▸ **WHAT YOU SHOULD DO**: Could you print every record below exactly as it appears?

▸ **GIVEN ENTRIES**:
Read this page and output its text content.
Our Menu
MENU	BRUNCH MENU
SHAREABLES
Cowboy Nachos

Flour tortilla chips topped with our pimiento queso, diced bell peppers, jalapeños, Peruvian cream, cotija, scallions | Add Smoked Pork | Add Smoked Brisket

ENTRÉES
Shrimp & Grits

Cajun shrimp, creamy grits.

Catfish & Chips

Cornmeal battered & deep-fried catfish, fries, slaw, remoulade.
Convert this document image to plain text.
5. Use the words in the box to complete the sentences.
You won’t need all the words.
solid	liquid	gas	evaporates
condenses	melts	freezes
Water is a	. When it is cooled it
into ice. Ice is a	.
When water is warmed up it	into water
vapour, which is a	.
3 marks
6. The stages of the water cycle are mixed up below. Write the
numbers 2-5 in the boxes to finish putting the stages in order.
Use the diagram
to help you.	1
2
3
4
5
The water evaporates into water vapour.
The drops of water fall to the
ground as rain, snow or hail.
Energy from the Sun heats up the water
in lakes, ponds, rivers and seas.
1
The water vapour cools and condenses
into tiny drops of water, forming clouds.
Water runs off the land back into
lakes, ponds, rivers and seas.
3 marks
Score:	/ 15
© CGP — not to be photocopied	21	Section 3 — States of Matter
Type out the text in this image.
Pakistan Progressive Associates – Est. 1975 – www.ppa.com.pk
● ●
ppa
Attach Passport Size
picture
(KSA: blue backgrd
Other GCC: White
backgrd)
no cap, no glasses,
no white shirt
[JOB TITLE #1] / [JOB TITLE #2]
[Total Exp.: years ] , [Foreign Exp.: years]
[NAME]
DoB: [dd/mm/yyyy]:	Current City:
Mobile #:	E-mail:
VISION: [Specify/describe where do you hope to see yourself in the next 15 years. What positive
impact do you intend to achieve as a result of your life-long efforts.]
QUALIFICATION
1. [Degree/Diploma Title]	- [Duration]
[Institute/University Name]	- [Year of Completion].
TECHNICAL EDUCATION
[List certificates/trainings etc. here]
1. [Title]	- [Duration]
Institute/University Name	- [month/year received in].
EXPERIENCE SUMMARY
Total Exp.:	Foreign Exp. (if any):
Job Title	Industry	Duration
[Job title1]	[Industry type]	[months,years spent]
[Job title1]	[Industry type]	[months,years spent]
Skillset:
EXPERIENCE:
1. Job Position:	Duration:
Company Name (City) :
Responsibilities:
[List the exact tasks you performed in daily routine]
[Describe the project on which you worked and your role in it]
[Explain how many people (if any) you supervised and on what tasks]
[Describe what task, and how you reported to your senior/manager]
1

▸ **COMPLETED TASK**:
Read this page and output its text content.
Our Menu
MENU	BRUNCH MENU
SHAREABLES
Cowboy Nachos

Flour tortilla chips topped with our pimiento queso, diced bell peppers, jalapeños, Peruvian cream, cotija, scallions | Add Smoked Pork | Add Smoked Brisket

ENTRÉES
Shrimp & Grits

Cajun shrimp, creamy grits.

Catfish & Chips

Cornmeal battered & deep-fried catfish, fries, slaw, remoulade.
Convert this document image to plain text.
5. Use the words in the box to complete the sentences.
You won’t need all the words.
solid	liquid	gas	evaporates
condenses	melts	freezes
Water is a	. When it is cooled it
into ice. Ice is a	.
When water is warmed up it	into water
vapour, which is a	.
3 marks
6. The stages of the water cycle are mixed up below. Write the
numbers 2-5 in the boxes to finish putting the stages in order.
Use the diagram
to help you.	1
2
3
4
5
The water evaporates into water vapour.
The drops of water fall to the
ground as rain, snow or hail.
Energy from the Sun heats up the water
in lakes, ponds, rivers and seas.
1
The water vapour cools and condenses
into tiny drops of water, forming clouds.
Water runs off the land back into
lakes, ponds, rivers and seas.
3 marks
Score:	/ 15
© CGP — not to be photocopied	21	Section 3 — States of Matter
Type out the text in this image.
Pakistan Progressive Associates – Est. 1975 – www.ppa.com.pk
● ●
ppa
Attach Passport Size
picture
(KSA: blue backgrd
Other GCC: White
backgrd)
no cap, no glasses,
no white shirt
[JOB TITLE #1] / [JOB TITLE #2]
[Total Exp.: years ] , [Foreign Exp.: years]
[NAME]
DoB: [dd/mm/yyyy]:	Current City:
Mobile #:	E-mail:
VISION: [Specify/describe where do you hope to see yourself in the next 15 years. What positive
impact do you intend to achieve as a result of your life-long efforts.]
QUALIFICATION
1. [Degree/Diploma Title]	- [Duration]
[Institute/University Name]	- [Year of Completion].
TECHNICAL EDUCATION
[List certificates/trainings etc. here]
1. [Title]	- [Duration]
Institute/University Name	- [month/year received in].
EXPERIENCE SUMMARY
Total Exp.:	Foreign Exp. (if any):
Job Title	Industry	Duration
[Job title1]	[Industry type]	[months,years spent]
[Job title1]	[Industry type]	[months,years spent]
Skillset:
EXPERIENCE:
1. Job Position:	Duration:
Company Name (City) :
Responsibilities:
[List the exact tasks you performed in daily routine]
[Describe the project on which you worked and your role in it]
[Explain how many people (if any) you supervised and on what tasks]
[Describe what task, and how you reported to your senior/manager]
1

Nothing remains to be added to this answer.